• [Records supplied]:

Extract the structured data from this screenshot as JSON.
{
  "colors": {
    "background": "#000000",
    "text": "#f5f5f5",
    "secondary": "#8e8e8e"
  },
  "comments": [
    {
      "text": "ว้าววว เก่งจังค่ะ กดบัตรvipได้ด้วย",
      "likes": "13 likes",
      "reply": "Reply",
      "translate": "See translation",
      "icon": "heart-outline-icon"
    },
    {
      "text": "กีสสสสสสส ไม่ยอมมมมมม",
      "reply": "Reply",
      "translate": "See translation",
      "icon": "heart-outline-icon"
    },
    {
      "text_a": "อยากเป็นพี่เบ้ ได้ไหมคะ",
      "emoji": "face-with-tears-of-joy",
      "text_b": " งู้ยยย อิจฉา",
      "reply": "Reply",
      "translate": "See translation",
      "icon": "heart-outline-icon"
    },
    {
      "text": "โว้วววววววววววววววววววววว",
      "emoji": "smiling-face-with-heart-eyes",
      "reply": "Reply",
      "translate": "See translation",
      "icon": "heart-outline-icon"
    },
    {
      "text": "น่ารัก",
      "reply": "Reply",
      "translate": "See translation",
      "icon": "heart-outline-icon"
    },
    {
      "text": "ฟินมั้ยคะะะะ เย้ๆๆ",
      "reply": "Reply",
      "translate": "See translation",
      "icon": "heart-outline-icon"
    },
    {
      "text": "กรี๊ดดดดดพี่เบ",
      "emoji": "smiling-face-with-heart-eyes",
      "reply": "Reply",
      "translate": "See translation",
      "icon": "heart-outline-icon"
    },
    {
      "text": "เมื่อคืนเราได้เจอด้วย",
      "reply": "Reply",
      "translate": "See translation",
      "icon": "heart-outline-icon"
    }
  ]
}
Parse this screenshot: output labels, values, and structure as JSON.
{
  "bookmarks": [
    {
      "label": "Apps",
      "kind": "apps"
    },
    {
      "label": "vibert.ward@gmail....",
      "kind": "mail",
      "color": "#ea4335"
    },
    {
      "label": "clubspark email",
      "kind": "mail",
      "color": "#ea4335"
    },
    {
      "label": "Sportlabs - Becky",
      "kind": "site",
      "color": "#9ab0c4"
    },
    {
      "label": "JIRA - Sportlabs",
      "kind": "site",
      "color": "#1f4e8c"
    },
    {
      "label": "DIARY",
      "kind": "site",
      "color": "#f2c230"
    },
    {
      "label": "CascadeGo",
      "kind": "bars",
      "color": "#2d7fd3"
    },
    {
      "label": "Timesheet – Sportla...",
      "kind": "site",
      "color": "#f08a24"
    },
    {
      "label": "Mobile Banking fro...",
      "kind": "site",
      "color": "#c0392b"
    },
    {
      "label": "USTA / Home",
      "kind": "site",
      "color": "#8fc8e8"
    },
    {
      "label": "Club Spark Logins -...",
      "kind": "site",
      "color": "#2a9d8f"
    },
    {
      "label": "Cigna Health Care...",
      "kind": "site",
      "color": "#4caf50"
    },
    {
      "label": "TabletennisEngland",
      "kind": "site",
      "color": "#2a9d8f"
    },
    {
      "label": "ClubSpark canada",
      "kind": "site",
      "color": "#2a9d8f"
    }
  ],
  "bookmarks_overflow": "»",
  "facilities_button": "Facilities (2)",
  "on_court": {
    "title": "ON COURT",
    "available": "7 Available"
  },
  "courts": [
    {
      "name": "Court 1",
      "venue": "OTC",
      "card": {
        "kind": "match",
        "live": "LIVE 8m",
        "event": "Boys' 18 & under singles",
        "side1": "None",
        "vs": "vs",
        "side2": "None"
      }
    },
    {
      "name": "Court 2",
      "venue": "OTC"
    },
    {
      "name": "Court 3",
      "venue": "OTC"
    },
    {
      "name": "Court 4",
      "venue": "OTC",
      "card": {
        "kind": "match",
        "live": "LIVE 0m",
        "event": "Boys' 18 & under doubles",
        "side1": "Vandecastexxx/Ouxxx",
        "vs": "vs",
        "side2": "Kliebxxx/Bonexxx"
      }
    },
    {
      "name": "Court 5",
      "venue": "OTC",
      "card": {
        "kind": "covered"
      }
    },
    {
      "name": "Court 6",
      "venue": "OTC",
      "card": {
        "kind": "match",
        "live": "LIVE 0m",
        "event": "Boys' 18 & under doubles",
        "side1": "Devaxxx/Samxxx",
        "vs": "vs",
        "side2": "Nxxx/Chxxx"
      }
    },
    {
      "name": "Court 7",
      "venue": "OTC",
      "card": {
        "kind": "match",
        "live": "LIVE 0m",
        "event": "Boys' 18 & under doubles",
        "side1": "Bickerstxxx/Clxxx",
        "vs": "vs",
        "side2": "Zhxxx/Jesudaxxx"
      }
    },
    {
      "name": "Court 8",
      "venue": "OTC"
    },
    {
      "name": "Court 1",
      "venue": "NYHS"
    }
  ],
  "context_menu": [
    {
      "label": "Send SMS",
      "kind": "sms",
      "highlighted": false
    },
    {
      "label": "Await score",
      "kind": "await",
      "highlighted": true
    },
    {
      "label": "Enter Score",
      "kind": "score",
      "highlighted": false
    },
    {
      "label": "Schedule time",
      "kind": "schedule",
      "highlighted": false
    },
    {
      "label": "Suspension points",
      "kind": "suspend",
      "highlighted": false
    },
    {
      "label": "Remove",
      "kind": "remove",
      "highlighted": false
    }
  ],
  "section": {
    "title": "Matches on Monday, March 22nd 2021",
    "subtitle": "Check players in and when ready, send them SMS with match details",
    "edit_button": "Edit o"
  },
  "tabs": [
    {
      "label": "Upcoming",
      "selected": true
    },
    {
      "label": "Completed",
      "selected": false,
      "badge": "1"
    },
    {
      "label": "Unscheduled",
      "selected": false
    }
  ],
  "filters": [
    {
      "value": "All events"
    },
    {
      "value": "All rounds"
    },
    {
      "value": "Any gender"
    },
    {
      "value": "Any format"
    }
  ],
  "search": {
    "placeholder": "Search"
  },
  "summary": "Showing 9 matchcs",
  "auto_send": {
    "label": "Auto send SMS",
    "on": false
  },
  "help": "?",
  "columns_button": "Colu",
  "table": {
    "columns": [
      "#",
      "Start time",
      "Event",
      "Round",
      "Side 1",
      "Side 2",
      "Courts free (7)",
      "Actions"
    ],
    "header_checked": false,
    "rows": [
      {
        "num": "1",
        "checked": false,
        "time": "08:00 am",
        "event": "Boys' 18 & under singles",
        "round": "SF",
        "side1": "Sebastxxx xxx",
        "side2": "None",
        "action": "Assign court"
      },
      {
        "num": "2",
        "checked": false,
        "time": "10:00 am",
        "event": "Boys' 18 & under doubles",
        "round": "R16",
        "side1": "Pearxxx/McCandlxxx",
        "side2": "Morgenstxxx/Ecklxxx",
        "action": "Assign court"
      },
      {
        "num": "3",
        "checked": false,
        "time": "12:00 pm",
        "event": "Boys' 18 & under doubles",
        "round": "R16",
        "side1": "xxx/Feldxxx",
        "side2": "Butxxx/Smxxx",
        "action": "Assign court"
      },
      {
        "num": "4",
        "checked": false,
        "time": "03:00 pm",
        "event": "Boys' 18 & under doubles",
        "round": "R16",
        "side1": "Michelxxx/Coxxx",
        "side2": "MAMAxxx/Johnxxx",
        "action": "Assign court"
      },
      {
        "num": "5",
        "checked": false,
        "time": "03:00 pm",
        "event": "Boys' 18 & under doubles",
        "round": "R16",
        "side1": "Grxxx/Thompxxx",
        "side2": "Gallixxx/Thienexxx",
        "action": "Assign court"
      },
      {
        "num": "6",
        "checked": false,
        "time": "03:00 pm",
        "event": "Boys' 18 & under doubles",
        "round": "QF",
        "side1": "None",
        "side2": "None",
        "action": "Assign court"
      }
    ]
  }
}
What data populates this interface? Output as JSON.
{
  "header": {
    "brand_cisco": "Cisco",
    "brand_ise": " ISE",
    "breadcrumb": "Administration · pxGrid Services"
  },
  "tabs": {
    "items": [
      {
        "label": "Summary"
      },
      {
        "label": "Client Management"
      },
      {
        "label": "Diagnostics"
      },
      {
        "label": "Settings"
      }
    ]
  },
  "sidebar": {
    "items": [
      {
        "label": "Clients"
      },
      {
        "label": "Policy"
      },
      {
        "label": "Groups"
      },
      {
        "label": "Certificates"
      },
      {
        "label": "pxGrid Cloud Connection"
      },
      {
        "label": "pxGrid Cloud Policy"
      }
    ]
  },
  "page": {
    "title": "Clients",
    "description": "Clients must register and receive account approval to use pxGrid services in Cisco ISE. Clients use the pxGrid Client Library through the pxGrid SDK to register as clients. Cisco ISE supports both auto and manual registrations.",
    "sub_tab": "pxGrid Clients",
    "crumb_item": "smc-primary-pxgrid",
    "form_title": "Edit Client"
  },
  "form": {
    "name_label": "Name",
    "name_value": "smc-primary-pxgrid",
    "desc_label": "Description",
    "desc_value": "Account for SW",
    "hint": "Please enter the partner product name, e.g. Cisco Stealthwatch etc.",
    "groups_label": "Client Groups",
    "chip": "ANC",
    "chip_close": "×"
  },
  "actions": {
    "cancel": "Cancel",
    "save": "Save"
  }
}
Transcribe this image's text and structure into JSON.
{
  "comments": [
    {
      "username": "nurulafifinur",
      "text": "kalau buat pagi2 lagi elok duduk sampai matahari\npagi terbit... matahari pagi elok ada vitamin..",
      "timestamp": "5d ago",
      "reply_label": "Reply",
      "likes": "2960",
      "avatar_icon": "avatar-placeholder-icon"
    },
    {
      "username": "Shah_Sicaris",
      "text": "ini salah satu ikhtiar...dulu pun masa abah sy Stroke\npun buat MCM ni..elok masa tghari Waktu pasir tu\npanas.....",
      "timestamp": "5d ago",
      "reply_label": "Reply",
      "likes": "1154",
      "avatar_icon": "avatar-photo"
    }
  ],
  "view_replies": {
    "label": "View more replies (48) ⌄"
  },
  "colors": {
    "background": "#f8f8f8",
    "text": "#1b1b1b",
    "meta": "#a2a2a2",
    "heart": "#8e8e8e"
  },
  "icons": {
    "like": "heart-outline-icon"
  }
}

• [Challenge]:
Set down, word for word, every line from the line that holds "Transcribe this image's" to the end of the entries above, including both ends.

• [Result]:
Transcribe this image's text and structure into JSON.
{
  "comments": [
    {
      "username": "nurulafifinur",
      "text": "kalau buat pagi2 lagi elok duduk sampai matahari\npagi terbit... matahari pagi elok ada vitamin..",
      "timestamp": "5d ago",
      "reply_label": "Reply",
      "likes": "2960",
      "avatar_icon": "avatar-placeholder-icon"
    },
    {
      "username": "Shah_Sicaris",
      "text": "ini salah satu ikhtiar...dulu pun masa abah sy Stroke\npun buat MCM ni..elok masa tghari Waktu pasir tu\npanas.....",
      "timestamp": "5d ago",
      "reply_label": "Reply",
      "likes": "1154",
      "avatar_icon": "avatar-photo"
    }
  ],
  "view_replies": {
    "label": "View more replies (48) ⌄"
  },
  "colors": {
    "background": "#f8f8f8",
    "text": "#1b1b1b",
    "meta": "#a2a2a2",
    "heart": "#8e8e8e"
  },
  "icons": {
    "like": "heart-outline-icon"
  }
}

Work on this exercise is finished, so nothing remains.